# DIRECTIONS FOR THIS TASK:
Search the data for the word "send" and copy every line where it occurs.

# MATERIAL FOR THIS EXERCISE:
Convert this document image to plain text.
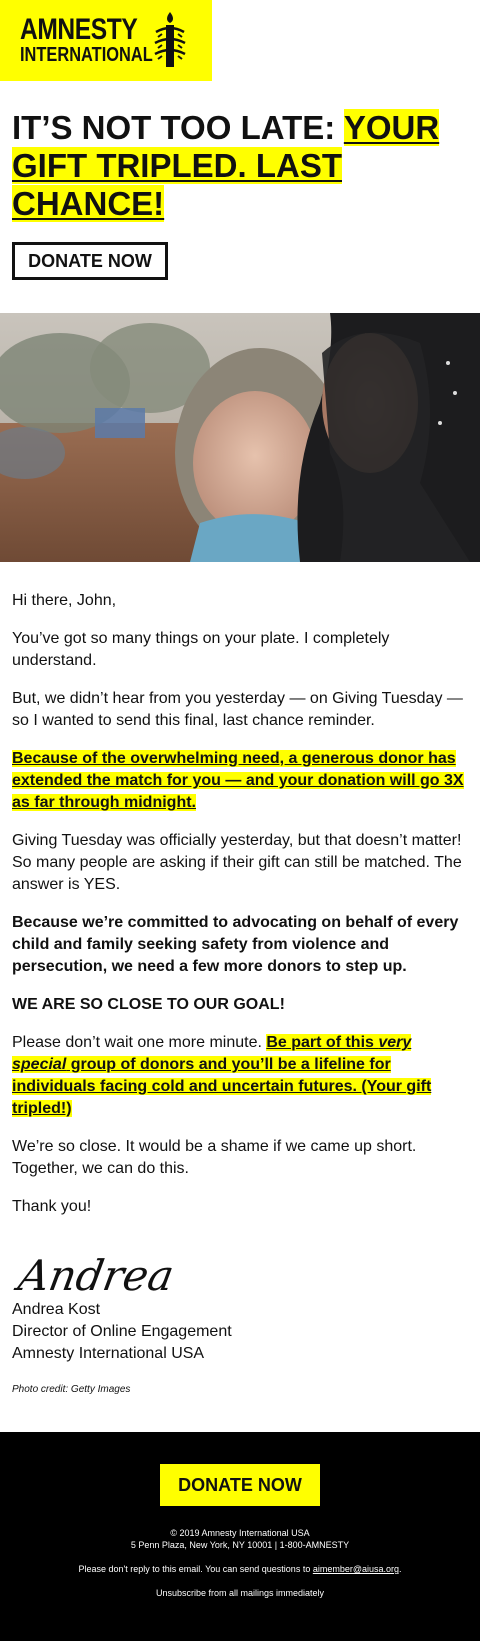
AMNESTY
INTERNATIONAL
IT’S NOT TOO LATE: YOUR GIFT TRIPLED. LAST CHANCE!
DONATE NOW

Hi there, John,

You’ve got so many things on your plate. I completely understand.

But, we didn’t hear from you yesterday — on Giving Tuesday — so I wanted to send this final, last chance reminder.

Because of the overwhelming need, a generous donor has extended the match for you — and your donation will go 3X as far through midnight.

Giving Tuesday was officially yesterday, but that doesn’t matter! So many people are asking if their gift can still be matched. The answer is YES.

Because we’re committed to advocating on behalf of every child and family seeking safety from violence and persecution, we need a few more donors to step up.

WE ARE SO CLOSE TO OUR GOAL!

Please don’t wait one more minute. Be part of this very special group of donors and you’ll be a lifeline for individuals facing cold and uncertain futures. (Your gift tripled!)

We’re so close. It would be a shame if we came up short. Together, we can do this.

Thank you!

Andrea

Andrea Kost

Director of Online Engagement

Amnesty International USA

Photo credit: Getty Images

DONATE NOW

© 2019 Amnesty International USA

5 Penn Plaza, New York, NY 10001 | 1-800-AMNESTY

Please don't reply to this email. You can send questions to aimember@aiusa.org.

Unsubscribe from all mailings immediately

# EXERCISE SOLUTION:
But, we didn’t hear from you yesterday — on Giving Tuesday — so I wanted to send this final, last chance reminder.
Please don't reply to this email. You can send questions to aimember@aiusa.org.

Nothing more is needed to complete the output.